◆ **Aim**
Make an exact copy of the records, with the pictures left out.

◆ **Task data**
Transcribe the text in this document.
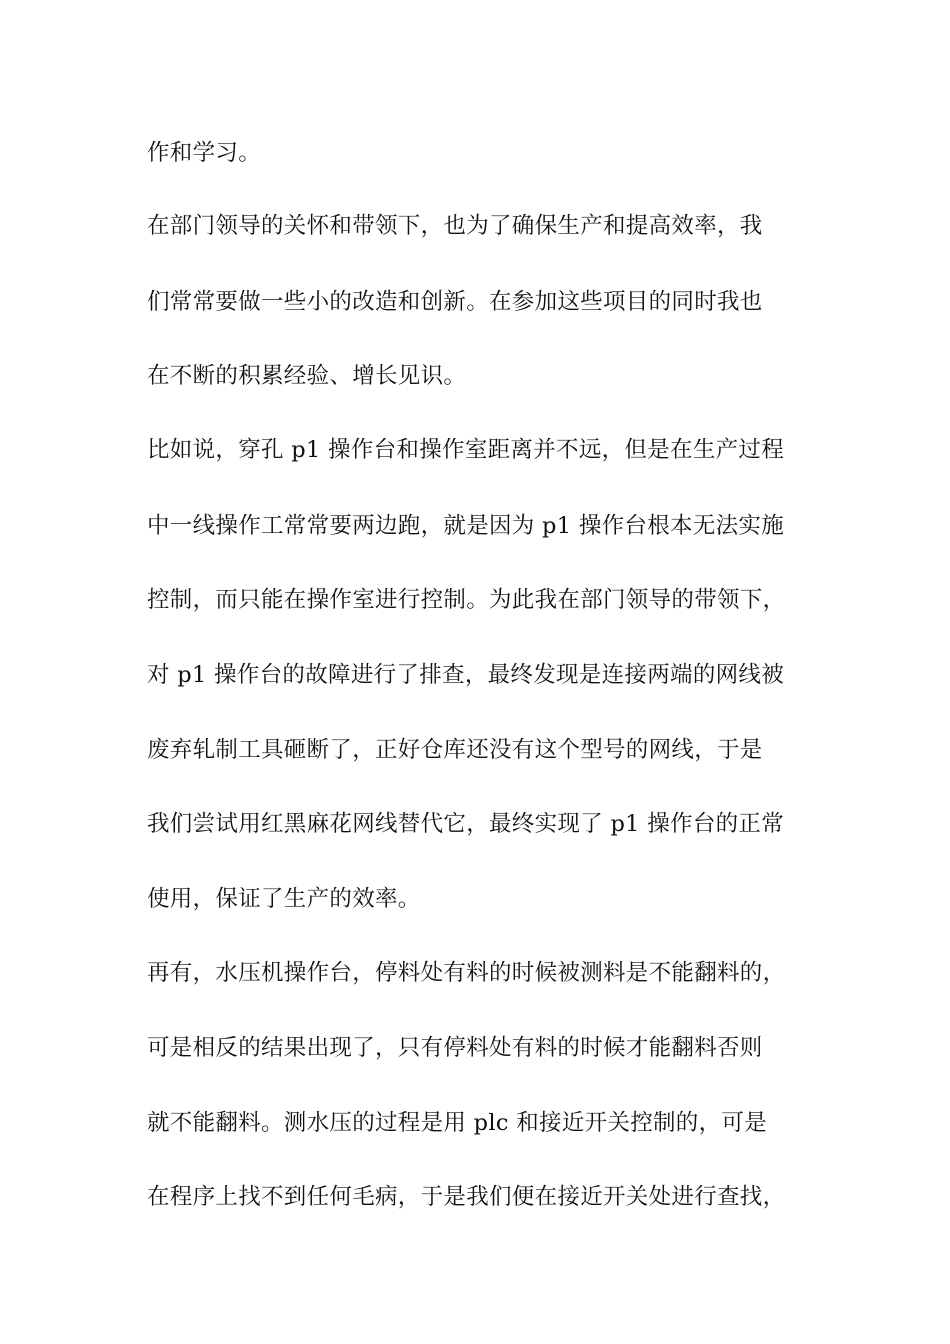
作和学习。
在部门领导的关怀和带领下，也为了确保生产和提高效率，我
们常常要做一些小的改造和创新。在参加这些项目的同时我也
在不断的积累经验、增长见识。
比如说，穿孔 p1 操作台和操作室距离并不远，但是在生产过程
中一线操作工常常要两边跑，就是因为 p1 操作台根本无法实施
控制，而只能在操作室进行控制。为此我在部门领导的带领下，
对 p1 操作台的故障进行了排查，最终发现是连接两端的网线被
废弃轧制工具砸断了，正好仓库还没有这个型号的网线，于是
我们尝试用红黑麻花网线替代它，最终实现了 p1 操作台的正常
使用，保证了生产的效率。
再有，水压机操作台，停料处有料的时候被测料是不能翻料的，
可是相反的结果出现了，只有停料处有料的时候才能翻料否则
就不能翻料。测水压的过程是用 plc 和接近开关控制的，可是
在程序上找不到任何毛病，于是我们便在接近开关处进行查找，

◆ **Written answer**
Transcribe the text in this document.
作和学习。
在部门领导的关怀和带领下，也为了确保生产和提高效率，我
们常常要做一些小的改造和创新。在参加这些项目的同时我也
在不断的积累经验、增长见识。
比如说，穿孔 p1 操作台和操作室距离并不远，但是在生产过程
中一线操作工常常要两边跑，就是因为 p1 操作台根本无法实施
控制，而只能在操作室进行控制。为此我在部门领导的带领下，
对 p1 操作台的故障进行了排查，最终发现是连接两端的网线被
废弃轧制工具砸断了，正好仓库还没有这个型号的网线，于是
我们尝试用红黑麻花网线替代它，最终实现了 p1 操作台的正常
使用，保证了生产的效率。
再有，水压机操作台，停料处有料的时候被测料是不能翻料的，
可是相反的结果出现了，只有停料处有料的时候才能翻料否则
就不能翻料。测水压的过程是用 plc 和接近开关控制的，可是
在程序上找不到任何毛病，于是我们便在接近开关处进行查找，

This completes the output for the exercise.